**What the exercise asks:**
From the data that follows, copy every line holding the string "this".

----- Input records

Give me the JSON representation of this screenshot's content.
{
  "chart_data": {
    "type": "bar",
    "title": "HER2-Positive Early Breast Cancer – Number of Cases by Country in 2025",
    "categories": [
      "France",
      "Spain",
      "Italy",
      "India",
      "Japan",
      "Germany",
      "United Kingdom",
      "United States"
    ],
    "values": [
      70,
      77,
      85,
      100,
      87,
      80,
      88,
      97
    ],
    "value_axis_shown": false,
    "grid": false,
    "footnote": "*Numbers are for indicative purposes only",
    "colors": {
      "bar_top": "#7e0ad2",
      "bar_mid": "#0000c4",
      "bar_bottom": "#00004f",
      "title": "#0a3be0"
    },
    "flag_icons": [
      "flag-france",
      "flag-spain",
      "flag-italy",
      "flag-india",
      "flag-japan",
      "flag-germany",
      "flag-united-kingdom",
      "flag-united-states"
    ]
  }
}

----------
----- Input records

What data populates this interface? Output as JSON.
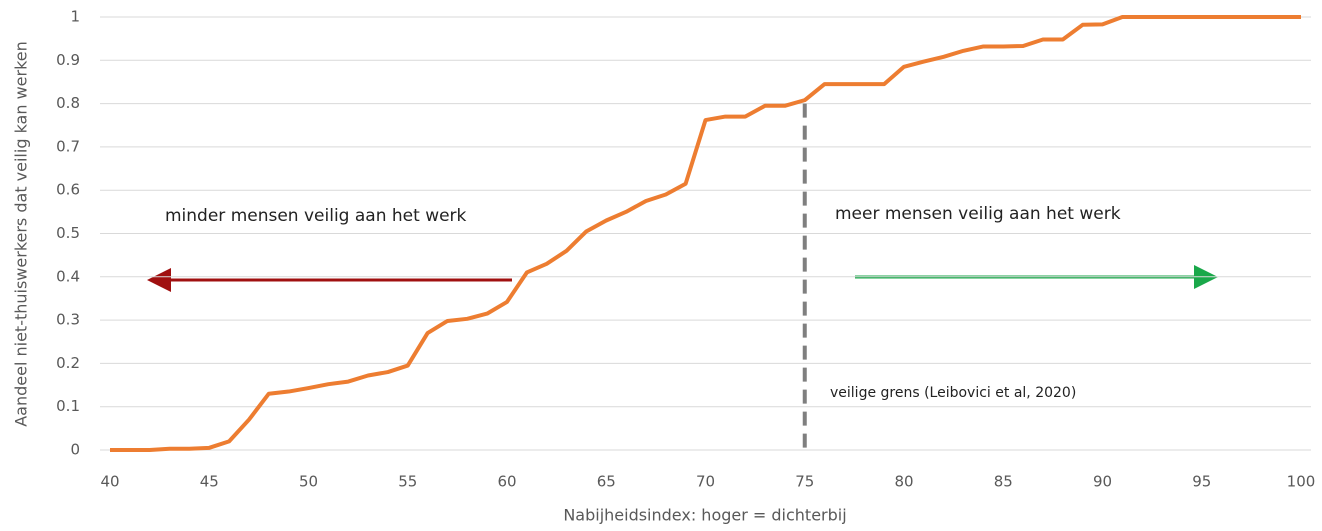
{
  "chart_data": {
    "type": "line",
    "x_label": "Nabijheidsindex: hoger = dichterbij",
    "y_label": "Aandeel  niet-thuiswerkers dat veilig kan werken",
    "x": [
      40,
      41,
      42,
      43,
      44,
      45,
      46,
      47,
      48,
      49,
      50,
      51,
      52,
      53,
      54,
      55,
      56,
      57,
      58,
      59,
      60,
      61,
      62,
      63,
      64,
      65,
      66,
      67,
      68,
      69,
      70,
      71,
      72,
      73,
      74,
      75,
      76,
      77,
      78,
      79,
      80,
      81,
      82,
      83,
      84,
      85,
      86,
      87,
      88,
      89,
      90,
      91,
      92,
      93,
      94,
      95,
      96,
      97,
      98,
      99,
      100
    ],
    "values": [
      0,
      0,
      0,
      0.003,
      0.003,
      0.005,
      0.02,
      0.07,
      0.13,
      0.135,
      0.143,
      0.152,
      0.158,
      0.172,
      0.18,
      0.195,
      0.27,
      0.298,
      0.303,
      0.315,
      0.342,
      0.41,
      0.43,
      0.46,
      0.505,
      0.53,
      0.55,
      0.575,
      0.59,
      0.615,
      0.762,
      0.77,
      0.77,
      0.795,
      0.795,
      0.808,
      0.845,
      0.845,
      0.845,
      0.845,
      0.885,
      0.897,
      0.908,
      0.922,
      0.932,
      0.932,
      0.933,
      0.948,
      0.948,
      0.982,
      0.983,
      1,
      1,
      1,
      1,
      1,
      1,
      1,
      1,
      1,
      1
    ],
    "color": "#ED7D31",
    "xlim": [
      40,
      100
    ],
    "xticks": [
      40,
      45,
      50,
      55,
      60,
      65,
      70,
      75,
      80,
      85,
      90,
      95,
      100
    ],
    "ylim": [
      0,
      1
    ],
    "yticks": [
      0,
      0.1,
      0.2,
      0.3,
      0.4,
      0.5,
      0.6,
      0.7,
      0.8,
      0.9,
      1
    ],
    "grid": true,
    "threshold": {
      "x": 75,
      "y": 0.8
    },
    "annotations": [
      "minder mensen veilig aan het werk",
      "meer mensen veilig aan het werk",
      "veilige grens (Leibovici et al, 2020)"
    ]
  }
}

----------

**Complete response:**
Give me the JSON representation of this screenshot's content.
What data populates this interface? Output as JSON.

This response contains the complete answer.